**Your goal:** Look for the word "influence" in each line and report the count of matching lines, with nothing added.
══ Available data ══
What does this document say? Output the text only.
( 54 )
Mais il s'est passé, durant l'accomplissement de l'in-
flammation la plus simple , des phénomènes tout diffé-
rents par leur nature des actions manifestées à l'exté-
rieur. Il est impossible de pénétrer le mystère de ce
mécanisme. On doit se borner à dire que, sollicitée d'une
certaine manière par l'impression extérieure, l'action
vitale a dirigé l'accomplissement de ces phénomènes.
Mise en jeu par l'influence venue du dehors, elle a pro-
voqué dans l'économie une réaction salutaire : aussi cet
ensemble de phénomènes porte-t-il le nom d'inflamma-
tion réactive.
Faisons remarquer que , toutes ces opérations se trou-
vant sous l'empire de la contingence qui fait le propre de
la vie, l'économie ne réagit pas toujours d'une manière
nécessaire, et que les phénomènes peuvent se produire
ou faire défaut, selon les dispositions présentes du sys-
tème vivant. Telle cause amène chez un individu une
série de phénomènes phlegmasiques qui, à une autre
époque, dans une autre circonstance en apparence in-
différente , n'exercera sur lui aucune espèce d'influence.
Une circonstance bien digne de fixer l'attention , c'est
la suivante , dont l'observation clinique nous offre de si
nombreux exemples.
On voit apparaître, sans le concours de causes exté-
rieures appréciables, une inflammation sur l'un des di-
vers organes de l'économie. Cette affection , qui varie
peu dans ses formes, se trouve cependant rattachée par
═══
**Task response:** 2